=== What is expected ===
In the listing below, find every line containing "frac" and copy it out.

** start Records shown **

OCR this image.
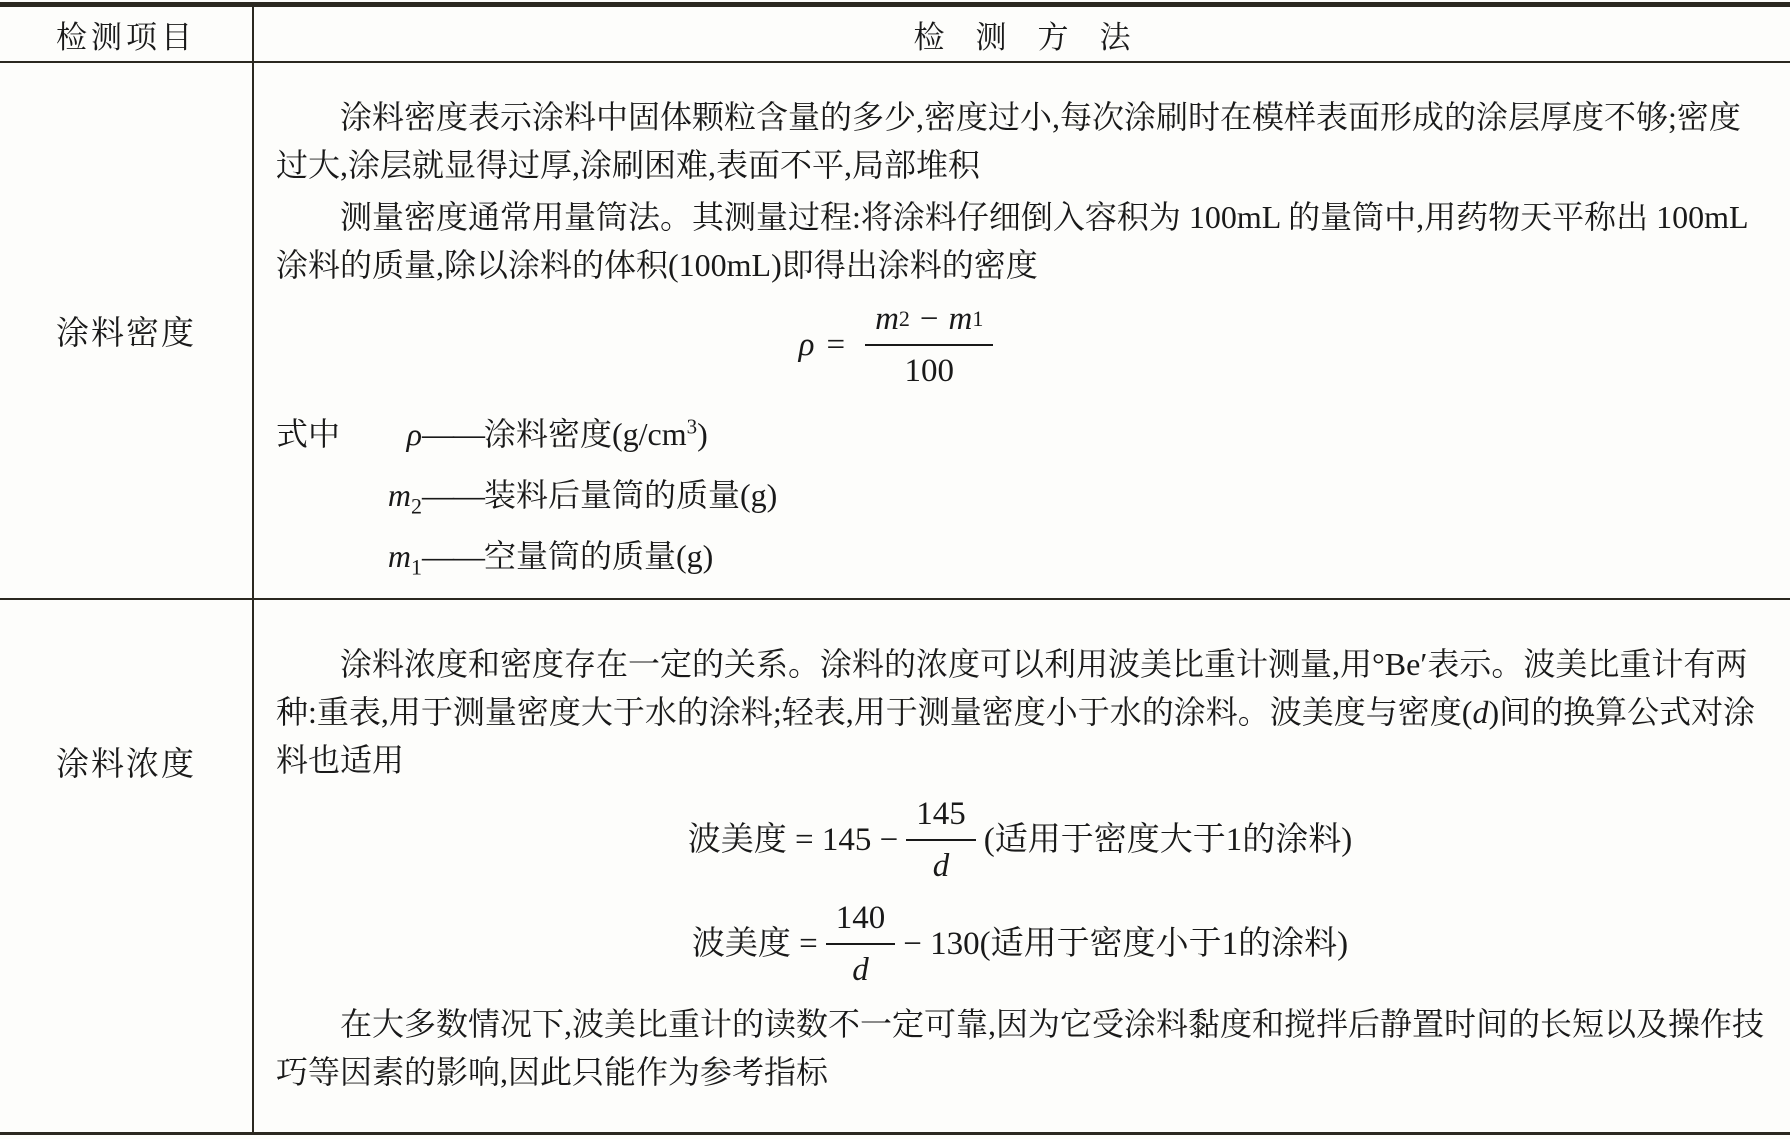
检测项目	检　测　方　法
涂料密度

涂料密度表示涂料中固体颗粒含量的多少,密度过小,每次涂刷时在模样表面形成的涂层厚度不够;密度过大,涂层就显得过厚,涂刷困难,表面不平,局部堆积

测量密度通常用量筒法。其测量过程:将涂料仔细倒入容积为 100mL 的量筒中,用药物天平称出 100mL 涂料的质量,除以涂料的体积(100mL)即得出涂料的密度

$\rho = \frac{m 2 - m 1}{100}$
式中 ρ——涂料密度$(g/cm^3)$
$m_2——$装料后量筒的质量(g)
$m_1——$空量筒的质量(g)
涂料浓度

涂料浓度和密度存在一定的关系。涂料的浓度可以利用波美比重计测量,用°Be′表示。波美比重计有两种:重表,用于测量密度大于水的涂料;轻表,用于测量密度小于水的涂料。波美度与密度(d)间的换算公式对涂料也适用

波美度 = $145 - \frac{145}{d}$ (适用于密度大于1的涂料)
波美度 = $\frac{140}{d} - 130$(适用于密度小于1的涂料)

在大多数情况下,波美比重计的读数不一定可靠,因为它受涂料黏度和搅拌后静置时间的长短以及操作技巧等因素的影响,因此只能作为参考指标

** end Records shown **

=== Full output ===
$\rho = \frac{m 2 - m 1}{100}$
波美度 = $145 - \frac{145}{d}$ (适用于密度大于1的涂料)
波美度 = $\frac{140}{d} - 130$(适用于密度小于1的涂料)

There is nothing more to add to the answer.